- Description of the task -
Show each line from the listing that includes the word "true".
┏━━
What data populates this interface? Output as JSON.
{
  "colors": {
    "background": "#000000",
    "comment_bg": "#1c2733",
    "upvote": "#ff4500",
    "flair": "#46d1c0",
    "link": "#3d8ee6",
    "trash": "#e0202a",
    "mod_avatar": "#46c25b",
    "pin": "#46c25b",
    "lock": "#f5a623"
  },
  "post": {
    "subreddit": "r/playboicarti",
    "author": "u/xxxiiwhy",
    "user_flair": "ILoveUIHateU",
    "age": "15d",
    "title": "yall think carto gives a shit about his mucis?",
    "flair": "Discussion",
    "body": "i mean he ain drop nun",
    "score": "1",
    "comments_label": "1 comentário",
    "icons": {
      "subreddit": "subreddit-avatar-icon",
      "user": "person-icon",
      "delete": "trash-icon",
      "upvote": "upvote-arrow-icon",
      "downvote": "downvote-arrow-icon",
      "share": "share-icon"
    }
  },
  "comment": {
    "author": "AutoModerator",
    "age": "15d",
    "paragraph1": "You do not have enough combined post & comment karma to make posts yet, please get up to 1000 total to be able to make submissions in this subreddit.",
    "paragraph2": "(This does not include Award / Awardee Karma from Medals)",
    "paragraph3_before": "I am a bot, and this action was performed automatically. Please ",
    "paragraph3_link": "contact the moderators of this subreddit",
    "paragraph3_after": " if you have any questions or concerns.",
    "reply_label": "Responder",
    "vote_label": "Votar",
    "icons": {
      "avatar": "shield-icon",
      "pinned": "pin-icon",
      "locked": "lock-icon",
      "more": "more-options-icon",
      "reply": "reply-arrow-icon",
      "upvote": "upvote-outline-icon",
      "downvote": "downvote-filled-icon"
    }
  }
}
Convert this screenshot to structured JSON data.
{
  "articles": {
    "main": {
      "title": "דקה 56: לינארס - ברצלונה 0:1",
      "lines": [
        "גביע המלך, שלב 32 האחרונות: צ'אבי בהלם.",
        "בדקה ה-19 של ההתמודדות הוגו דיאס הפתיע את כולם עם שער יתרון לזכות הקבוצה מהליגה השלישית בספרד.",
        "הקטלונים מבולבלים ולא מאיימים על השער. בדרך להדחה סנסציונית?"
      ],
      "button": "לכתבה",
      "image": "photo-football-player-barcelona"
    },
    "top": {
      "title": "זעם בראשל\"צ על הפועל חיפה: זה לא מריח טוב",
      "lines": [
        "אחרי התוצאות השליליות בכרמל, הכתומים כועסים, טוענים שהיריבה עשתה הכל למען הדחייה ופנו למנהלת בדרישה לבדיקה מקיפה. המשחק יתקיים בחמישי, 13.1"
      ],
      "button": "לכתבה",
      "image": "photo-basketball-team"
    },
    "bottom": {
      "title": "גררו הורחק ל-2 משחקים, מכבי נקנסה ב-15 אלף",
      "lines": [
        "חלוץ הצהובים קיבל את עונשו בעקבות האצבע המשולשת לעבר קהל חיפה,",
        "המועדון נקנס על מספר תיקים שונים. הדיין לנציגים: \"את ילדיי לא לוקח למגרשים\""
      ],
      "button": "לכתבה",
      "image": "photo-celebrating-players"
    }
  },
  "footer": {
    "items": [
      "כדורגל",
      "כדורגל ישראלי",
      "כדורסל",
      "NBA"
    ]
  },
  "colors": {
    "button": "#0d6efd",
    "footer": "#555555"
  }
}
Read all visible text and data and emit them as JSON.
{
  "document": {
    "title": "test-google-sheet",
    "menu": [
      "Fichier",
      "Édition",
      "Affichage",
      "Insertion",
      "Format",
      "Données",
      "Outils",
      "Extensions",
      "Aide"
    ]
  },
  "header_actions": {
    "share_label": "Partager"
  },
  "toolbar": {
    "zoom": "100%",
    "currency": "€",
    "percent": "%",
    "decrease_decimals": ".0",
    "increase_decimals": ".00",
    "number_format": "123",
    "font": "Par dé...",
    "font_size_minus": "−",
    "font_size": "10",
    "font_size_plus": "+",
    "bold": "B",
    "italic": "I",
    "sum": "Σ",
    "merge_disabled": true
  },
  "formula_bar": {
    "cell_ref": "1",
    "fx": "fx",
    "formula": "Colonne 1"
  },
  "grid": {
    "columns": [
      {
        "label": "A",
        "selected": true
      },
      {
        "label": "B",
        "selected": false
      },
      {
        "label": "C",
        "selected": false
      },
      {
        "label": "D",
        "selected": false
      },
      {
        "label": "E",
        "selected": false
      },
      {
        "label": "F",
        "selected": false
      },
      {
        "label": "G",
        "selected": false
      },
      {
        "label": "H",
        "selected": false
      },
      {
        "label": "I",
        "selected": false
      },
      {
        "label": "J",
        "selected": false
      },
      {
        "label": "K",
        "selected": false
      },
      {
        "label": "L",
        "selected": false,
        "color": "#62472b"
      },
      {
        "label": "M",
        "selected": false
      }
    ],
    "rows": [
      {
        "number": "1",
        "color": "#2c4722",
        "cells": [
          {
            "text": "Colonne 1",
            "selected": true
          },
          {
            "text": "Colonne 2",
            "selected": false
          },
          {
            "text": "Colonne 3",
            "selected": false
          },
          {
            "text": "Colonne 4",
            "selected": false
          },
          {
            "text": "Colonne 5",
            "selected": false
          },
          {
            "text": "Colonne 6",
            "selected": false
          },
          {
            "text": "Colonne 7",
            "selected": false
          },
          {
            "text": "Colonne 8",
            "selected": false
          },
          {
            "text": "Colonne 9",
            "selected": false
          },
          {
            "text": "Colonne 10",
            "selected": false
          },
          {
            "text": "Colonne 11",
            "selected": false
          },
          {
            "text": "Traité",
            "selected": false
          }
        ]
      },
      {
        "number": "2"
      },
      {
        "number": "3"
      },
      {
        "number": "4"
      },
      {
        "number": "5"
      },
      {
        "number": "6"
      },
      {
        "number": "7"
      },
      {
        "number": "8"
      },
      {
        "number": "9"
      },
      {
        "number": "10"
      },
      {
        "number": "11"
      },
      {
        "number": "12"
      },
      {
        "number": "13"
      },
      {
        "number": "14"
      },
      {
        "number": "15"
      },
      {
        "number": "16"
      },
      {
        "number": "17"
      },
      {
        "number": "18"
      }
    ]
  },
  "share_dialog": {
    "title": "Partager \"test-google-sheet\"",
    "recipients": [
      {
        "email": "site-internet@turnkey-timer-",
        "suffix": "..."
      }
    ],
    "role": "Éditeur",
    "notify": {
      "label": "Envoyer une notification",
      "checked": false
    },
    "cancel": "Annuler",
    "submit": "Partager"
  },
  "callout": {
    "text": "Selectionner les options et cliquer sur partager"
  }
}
┗━━
- Written solution -
    "merge_disabled": true
        "selected": true
            "selected": true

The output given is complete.